Requirement: Copy each of the rows below verbatim, line by line, with no changes.

*** Record excerpts ***

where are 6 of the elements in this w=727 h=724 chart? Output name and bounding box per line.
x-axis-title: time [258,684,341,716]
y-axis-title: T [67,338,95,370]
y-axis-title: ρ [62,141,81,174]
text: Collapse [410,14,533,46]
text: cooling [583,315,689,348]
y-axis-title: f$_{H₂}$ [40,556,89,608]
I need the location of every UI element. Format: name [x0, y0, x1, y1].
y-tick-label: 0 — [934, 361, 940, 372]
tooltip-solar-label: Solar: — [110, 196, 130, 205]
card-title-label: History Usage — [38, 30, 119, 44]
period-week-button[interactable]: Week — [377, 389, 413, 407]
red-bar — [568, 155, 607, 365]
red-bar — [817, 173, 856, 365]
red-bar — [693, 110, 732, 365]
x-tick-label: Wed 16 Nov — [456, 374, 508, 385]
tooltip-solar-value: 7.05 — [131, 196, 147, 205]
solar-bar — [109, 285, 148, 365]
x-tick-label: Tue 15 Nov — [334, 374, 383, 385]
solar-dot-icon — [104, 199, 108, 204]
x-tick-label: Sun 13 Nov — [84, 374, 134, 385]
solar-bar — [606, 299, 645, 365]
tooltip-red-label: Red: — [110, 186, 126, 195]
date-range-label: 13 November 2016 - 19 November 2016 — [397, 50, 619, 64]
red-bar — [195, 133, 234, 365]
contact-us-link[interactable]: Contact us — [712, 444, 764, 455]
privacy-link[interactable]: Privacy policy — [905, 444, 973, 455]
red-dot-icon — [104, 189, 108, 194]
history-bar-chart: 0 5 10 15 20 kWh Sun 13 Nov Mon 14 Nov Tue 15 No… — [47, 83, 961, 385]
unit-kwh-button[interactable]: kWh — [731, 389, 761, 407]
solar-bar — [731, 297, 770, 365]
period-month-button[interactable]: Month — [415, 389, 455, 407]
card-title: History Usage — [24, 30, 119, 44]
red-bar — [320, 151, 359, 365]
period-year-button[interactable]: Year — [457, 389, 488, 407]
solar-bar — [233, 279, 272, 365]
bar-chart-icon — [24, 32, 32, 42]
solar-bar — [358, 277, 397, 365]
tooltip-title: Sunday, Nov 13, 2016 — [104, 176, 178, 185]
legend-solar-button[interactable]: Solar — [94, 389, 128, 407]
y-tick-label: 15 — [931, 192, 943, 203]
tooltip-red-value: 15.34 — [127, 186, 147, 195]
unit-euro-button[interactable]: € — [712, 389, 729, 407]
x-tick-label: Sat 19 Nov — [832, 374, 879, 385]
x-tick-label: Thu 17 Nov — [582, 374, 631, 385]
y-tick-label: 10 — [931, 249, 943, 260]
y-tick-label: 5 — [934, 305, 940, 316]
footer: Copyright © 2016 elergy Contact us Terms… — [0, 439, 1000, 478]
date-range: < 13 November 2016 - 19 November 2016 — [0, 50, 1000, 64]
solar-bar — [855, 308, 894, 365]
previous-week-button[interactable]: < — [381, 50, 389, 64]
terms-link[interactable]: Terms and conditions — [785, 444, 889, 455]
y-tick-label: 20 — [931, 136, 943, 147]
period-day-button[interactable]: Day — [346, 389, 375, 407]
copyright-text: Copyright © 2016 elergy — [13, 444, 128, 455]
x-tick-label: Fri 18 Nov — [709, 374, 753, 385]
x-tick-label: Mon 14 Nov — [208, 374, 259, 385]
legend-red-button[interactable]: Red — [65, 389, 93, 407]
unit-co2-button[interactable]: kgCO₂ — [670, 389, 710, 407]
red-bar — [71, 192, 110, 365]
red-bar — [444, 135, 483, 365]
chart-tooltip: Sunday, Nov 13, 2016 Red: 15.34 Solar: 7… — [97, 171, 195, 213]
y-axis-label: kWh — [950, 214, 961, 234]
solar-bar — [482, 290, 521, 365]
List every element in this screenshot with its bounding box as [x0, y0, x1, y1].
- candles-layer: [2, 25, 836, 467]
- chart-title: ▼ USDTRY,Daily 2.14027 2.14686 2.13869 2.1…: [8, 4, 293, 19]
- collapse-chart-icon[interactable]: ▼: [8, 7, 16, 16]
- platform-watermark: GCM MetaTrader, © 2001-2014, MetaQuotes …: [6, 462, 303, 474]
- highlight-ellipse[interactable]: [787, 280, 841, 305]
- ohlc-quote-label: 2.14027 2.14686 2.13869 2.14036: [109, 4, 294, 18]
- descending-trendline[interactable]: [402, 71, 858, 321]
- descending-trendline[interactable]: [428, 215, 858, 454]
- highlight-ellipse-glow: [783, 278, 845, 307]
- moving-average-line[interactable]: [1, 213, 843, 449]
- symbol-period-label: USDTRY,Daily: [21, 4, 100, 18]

***

Written solution:
where are 6 of the elements in this w=727 h=724 chart? Output name and bounding box per line.
x-axis-title: time [258,684,341,716]
y-axis-title: T [67,338,95,370]
y-axis-title: ρ [62,141,81,174]
text: Collapse [410,14,533,46]
text: cooling [583,315,689,348]
y-axis-title: f$_{H₂}$ [40,556,89,608]
I need the location of every UI element. Format: name [x0, y0, x1, y1].
y-tick-label: 0 — [934, 361, 940, 372]
tooltip-solar-label: Solar: — [110, 196, 130, 205]
card-title-label: History Usage — [38, 30, 119, 44]
period-week-button[interactable]: Week — [377, 389, 413, 407]
red-bar — [568, 155, 607, 365]
red-bar — [817, 173, 856, 365]
red-bar — [693, 110, 732, 365]
x-tick-label: Wed 16 Nov — [456, 374, 508, 385]
tooltip-solar-value: 7.05 — [131, 196, 147, 205]
solar-bar — [109, 285, 148, 365]
x-tick-label: Tue 15 Nov — [334, 374, 383, 385]
solar-dot-icon — [104, 199, 108, 204]
x-tick-label: Sun 13 Nov — [84, 374, 134, 385]
solar-bar — [606, 299, 645, 365]
tooltip-red-label: Red: — [110, 186, 126, 195]
date-range-label: 13 November 2016 - 19 November 2016 — [397, 50, 619, 64]
red-bar — [195, 133, 234, 365]
contact-us-link[interactable]: Contact us — [712, 444, 764, 455]
privacy-link[interactable]: Privacy policy — [905, 444, 973, 455]
red-dot-icon — [104, 189, 108, 194]
history-bar-chart: 0 5 10 15 20 kWh Sun 13 Nov Mon 14 Nov Tue 15 No… — [47, 83, 961, 385]
unit-kwh-button[interactable]: kWh — [731, 389, 761, 407]
solar-bar — [731, 297, 770, 365]
period-month-button[interactable]: Month — [415, 389, 455, 407]
card-title: History Usage — [24, 30, 119, 44]
red-bar — [320, 151, 359, 365]
period-year-button[interactable]: Year — [457, 389, 488, 407]
solar-bar — [233, 279, 272, 365]
bar-chart-icon — [24, 32, 32, 42]
solar-bar — [358, 277, 397, 365]
tooltip-title: Sunday, Nov 13, 2016 — [104, 176, 178, 185]
legend-solar-button[interactable]: Solar — [94, 389, 128, 407]
y-tick-label: 15 — [931, 192, 943, 203]
tooltip-red-value: 15.34 — [127, 186, 147, 195]
unit-euro-button[interactable]: € — [712, 389, 729, 407]
x-tick-label: Sat 19 Nov — [832, 374, 879, 385]
x-tick-label: Thu 17 Nov — [582, 374, 631, 385]
y-tick-label: 10 — [931, 249, 943, 260]
y-tick-label: 5 — [934, 305, 940, 316]
footer: Copyright © 2016 elergy Contact us Terms… — [0, 439, 1000, 478]
date-range: < 13 November 2016 - 19 November 2016 — [0, 50, 1000, 64]
solar-bar — [855, 308, 894, 365]
previous-week-button[interactable]: < — [381, 50, 389, 64]
terms-link[interactable]: Terms and conditions — [785, 444, 889, 455]
y-tick-label: 20 — [931, 136, 943, 147]
period-day-button[interactable]: Day — [346, 389, 375, 407]
copyright-text: Copyright © 2016 elergy — [13, 444, 128, 455]
x-tick-label: Fri 18 Nov — [709, 374, 753, 385]
x-tick-label: Mon 14 Nov — [208, 374, 259, 385]
legend-red-button[interactable]: Red — [65, 389, 93, 407]
unit-co2-button[interactable]: kgCO₂ — [670, 389, 710, 407]
red-bar — [71, 192, 110, 365]
red-bar — [444, 135, 483, 365]
chart-tooltip: Sunday, Nov 13, 2016 Red: 15.34 Solar: 7… — [97, 171, 195, 213]
y-axis-label: kWh — [950, 214, 961, 234]
solar-bar — [482, 290, 521, 365]
List every element in this screenshot with its bounding box as [x0, y0, x1, y1].
- candles-layer: [2, 25, 836, 467]
- chart-title: ▼ USDTRY,Daily 2.14027 2.14686 2.13869 2.1…: [8, 4, 293, 19]
- collapse-chart-icon[interactable]: ▼: [8, 7, 16, 16]
- platform-watermark: GCM MetaTrader, © 2001-2014, MetaQuotes …: [6, 462, 303, 474]
- highlight-ellipse[interactable]: [787, 280, 841, 305]
- ohlc-quote-label: 2.14027 2.14686 2.13869 2.14036: [109, 4, 294, 18]
- descending-trendline[interactable]: [402, 71, 858, 321]
- descending-trendline[interactable]: [428, 215, 858, 454]
- highlight-ellipse-glow: [783, 278, 845, 307]
- moving-average-line[interactable]: [1, 213, 843, 449]
- symbol-period-label: USDTRY,Daily: [21, 4, 100, 18]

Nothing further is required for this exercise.